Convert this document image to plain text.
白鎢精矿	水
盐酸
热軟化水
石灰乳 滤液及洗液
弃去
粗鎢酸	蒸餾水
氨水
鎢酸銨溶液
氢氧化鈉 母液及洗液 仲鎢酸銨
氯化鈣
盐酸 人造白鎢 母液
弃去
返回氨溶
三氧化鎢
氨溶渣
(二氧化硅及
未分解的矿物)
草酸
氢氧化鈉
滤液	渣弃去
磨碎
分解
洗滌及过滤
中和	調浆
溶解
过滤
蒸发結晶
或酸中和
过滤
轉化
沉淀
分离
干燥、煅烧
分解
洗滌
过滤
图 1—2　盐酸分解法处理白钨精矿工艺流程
§
REQUIRED WORK
Exactly as they are written, print the entries again.

OUTPUT BELOW
Convert this document image to plain text.
白鎢精矿	水
盐酸
热軟化水
石灰乳 滤液及洗液
弃去
粗鎢酸	蒸餾水
氨水
鎢酸銨溶液
氢氧化鈉 母液及洗液 仲鎢酸銨
氯化鈣
盐酸 人造白鎢 母液
弃去
返回氨溶
三氧化鎢
氨溶渣
(二氧化硅及
未分解的矿物)
草酸
氢氧化鈉
滤液	渣弃去
磨碎
分解
洗滌及过滤
中和	調浆
溶解
过滤
蒸发結晶
或酸中和
过滤
轉化
沉淀
分离
干燥、煅烧
分解
洗滌
过滤
图 1—2　盐酸分解法处理白钨精矿工艺流程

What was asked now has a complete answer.